* **Provided records**
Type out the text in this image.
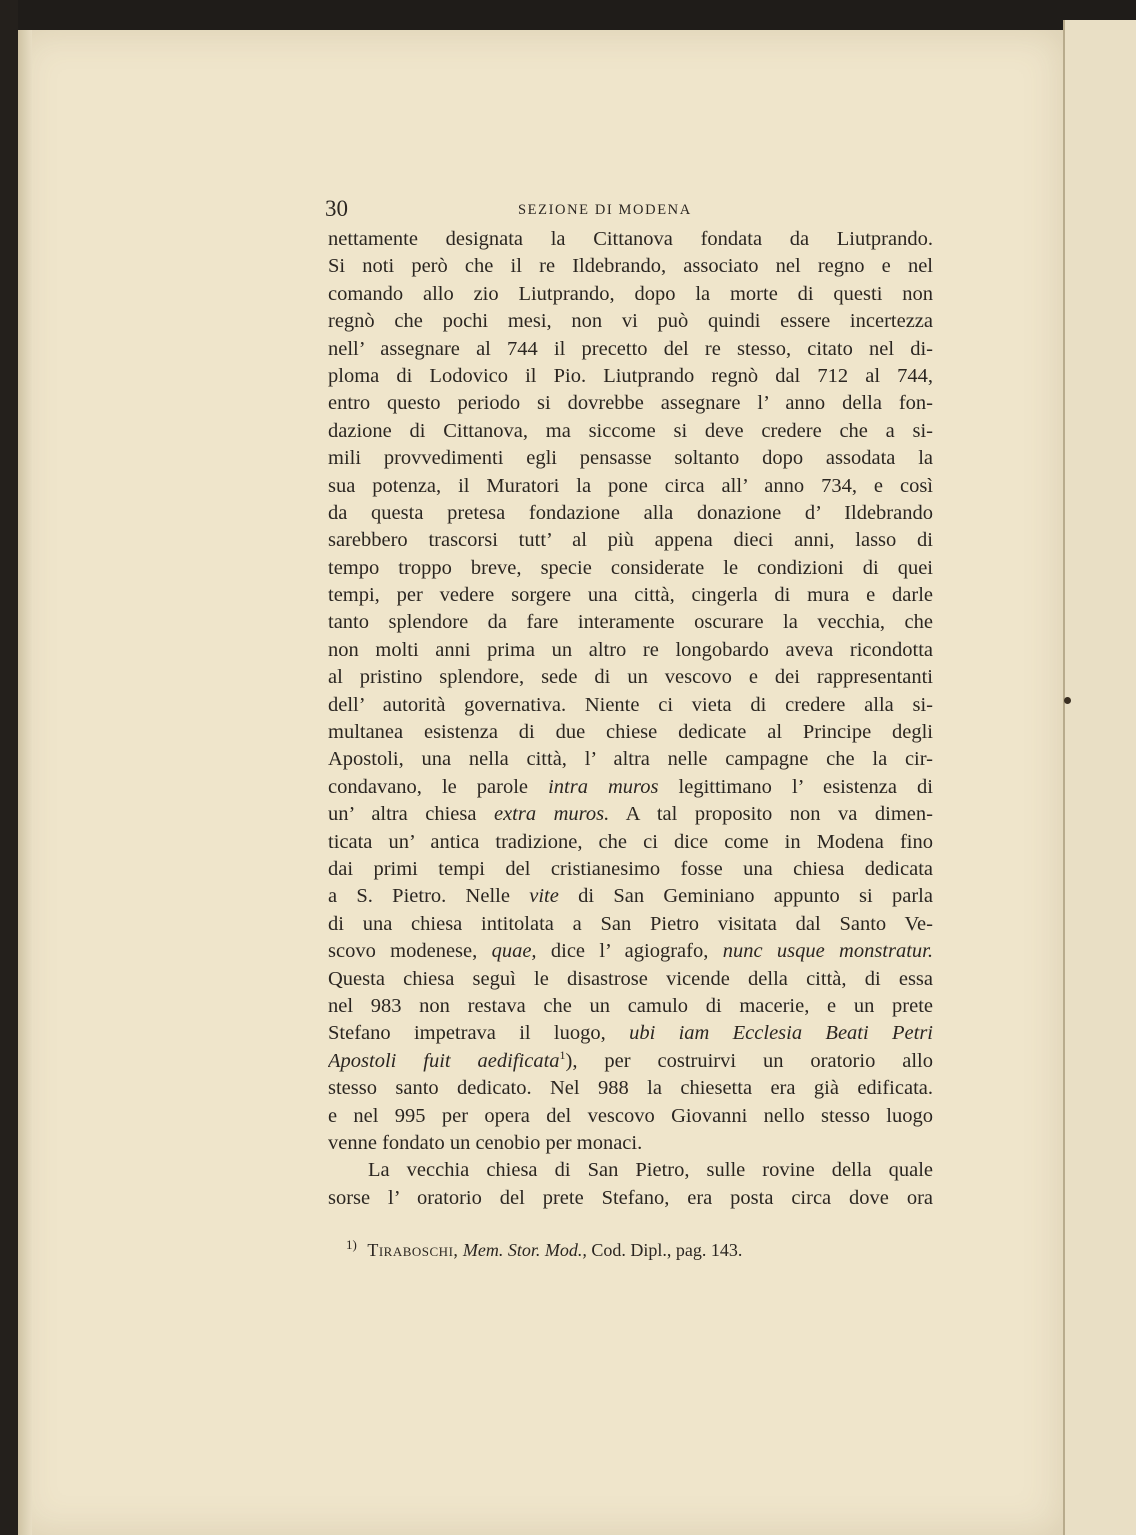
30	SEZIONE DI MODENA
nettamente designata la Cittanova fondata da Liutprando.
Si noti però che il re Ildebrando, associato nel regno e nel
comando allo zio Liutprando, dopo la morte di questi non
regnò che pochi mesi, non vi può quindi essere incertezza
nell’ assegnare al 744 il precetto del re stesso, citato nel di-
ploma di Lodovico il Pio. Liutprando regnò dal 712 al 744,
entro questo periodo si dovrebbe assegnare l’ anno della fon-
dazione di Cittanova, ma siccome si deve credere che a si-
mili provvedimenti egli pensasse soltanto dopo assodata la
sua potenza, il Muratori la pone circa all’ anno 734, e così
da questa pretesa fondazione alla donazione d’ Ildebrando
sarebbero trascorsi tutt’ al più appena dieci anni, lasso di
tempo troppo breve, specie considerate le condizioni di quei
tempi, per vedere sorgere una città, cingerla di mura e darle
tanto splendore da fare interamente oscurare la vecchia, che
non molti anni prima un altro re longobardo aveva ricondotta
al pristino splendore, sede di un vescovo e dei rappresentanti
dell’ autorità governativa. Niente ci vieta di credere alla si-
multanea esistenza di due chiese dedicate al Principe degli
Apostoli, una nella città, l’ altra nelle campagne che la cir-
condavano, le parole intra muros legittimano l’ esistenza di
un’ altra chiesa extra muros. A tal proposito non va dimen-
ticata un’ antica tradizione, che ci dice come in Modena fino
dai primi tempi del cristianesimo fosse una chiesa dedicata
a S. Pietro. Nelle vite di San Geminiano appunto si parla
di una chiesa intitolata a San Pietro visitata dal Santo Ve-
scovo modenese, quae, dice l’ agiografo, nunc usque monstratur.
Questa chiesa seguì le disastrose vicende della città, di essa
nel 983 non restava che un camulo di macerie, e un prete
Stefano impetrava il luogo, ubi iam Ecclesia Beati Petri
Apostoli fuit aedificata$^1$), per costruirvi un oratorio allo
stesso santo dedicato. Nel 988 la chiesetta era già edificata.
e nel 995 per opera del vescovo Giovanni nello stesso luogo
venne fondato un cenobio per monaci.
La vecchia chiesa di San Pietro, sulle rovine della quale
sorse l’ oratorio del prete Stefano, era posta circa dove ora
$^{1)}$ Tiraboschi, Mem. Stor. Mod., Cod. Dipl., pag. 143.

* * *

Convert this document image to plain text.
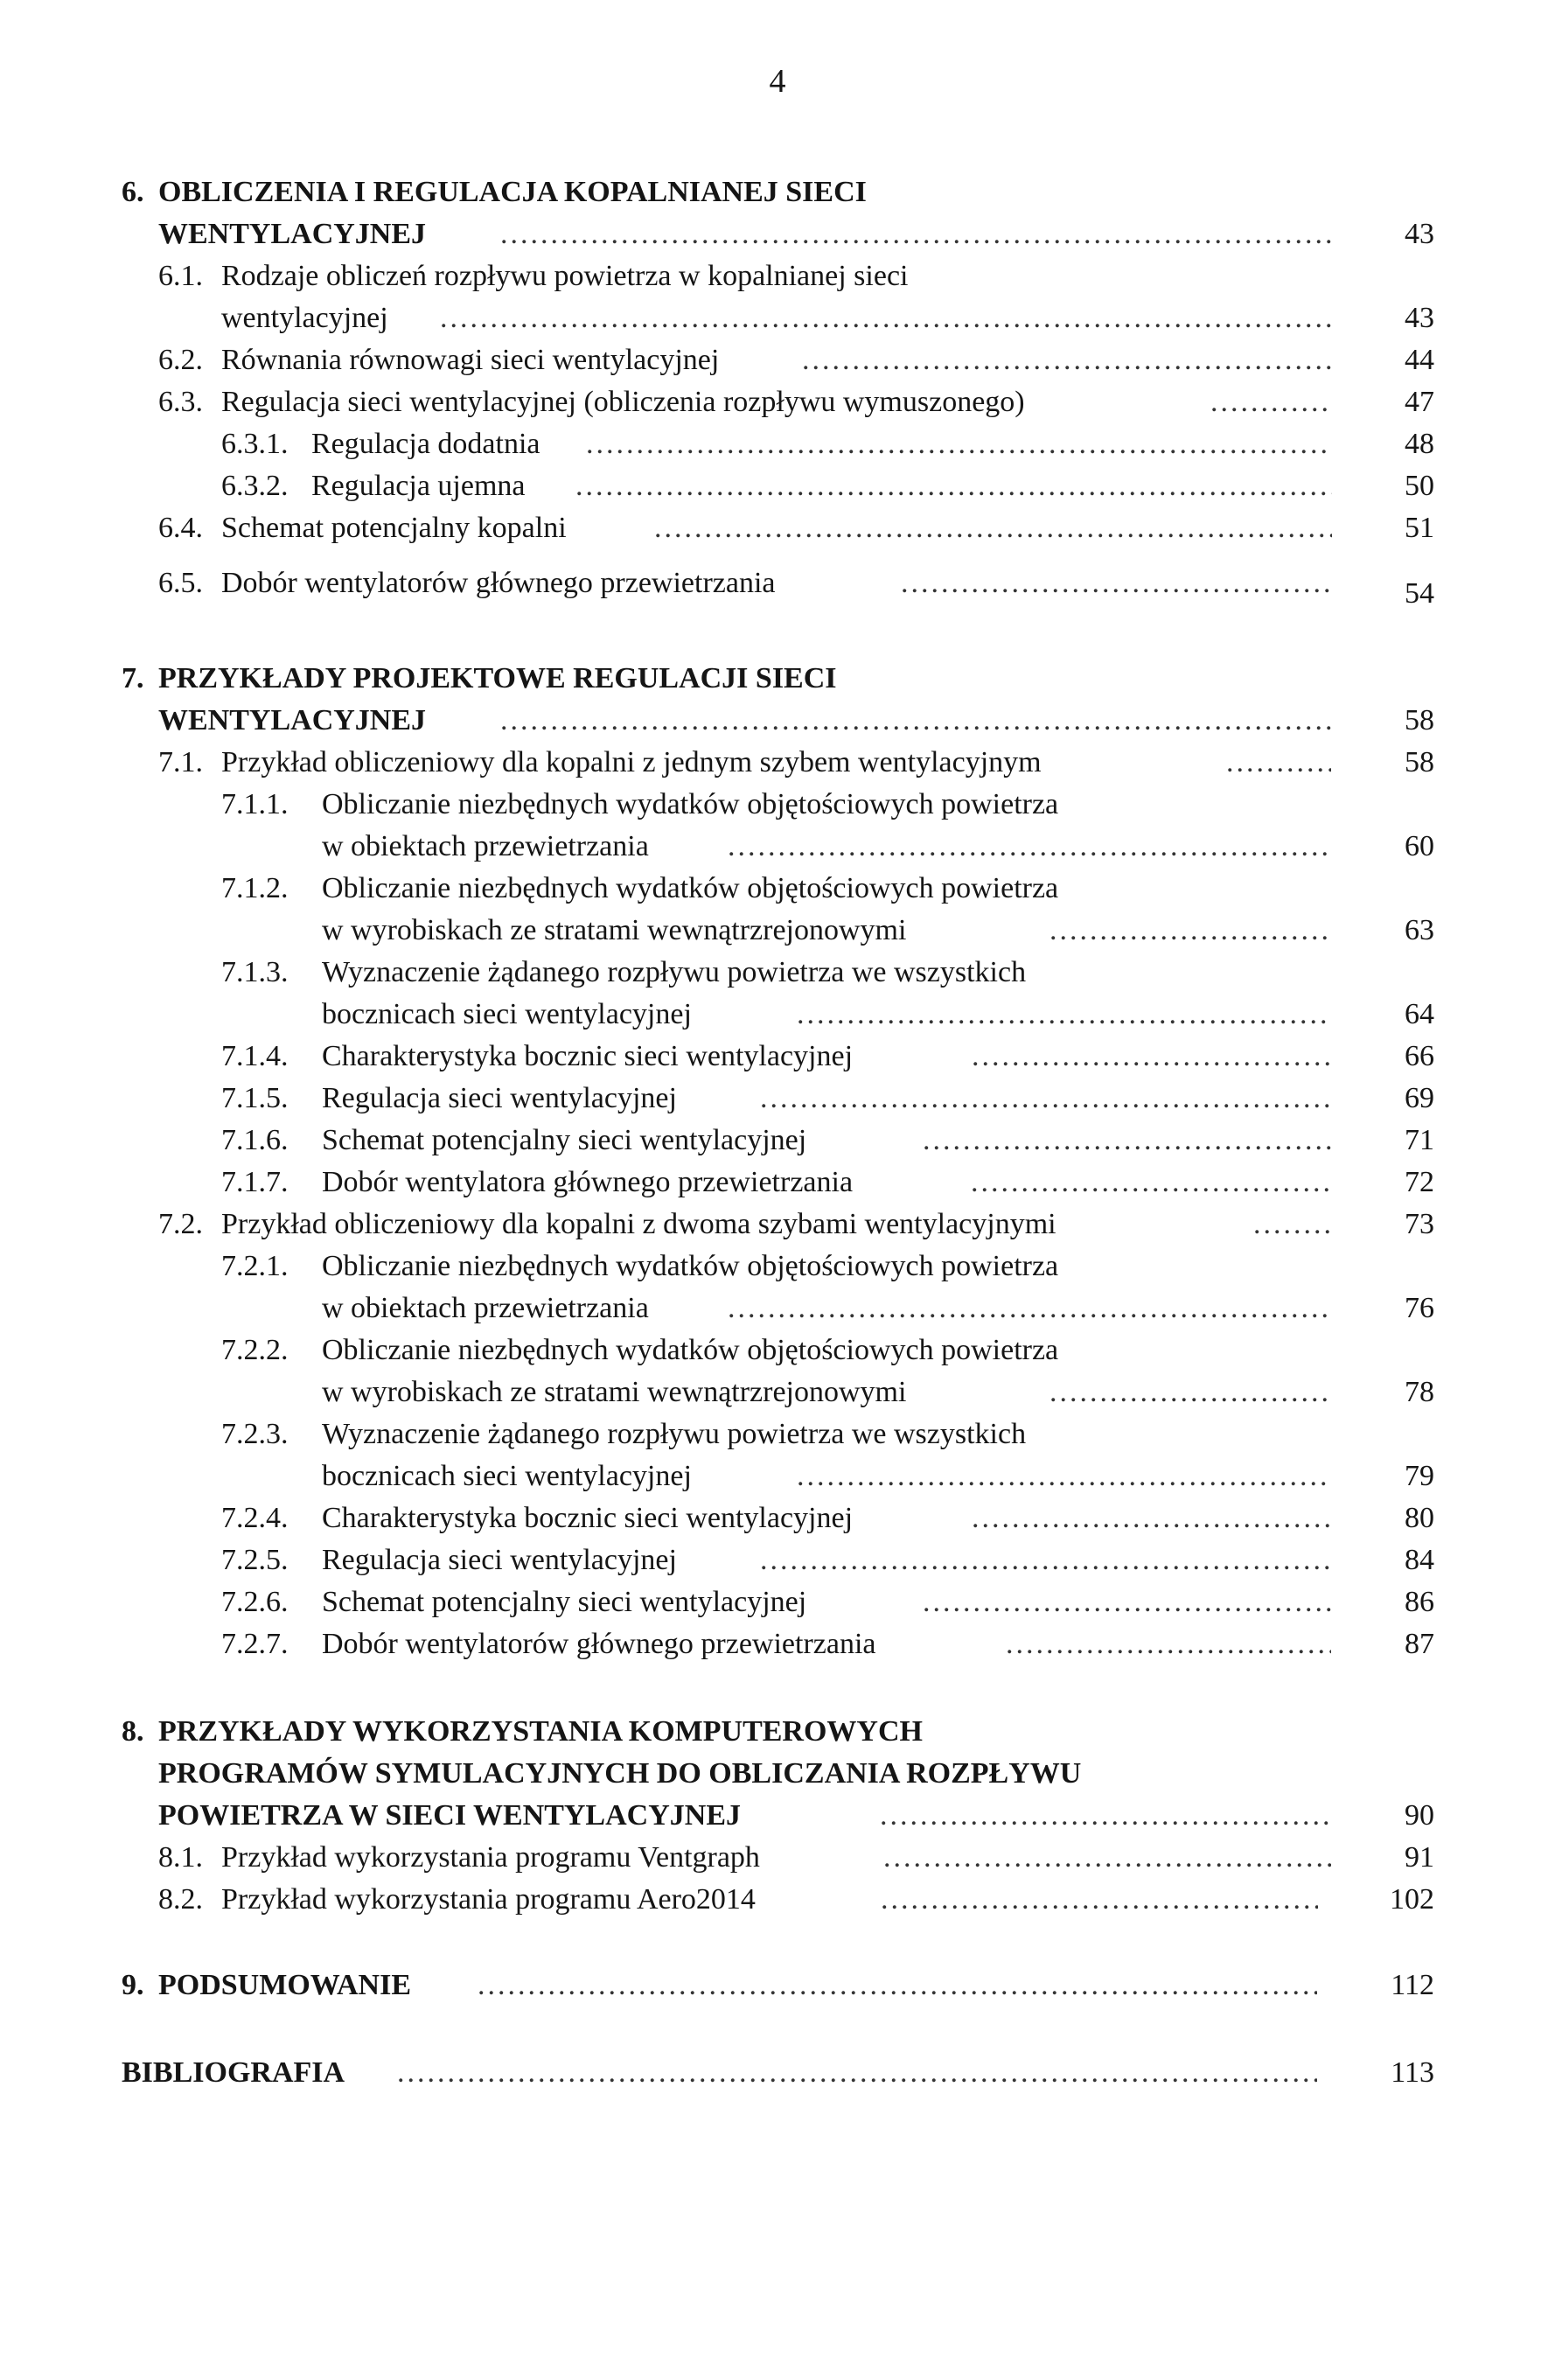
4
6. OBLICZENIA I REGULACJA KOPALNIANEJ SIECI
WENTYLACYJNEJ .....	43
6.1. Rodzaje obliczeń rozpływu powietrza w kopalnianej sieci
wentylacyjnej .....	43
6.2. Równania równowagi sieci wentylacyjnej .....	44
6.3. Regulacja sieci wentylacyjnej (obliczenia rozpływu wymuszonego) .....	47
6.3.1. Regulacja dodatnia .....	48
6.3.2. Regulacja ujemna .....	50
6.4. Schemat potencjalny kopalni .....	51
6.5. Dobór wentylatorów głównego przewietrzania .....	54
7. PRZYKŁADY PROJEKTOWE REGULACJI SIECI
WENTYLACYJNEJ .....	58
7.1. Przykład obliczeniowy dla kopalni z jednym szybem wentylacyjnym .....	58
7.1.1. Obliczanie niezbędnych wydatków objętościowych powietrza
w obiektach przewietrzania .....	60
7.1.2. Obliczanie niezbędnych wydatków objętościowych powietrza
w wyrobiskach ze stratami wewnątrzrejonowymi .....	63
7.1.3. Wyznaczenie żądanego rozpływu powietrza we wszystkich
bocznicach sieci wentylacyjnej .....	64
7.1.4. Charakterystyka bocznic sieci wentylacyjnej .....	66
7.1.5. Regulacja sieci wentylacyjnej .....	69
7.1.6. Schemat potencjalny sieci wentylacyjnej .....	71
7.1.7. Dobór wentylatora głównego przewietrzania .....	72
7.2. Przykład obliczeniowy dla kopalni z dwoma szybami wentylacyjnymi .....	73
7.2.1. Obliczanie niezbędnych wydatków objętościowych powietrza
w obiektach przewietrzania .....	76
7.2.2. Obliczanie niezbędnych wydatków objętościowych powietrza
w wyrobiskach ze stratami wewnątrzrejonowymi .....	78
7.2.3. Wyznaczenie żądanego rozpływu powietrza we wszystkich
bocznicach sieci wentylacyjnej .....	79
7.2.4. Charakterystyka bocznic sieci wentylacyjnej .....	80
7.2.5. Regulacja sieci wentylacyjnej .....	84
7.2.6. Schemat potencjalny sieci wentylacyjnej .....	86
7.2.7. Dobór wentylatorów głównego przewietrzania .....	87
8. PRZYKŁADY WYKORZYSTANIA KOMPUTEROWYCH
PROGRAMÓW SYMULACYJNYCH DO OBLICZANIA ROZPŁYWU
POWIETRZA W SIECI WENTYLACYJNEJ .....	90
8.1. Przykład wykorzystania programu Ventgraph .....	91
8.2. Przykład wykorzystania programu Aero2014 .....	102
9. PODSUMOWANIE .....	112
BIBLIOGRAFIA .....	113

* **Task instructions**
Among the lines of the listing, how many hold the string "wszystkich"? Respond with only the number.

* **Problem solution**
2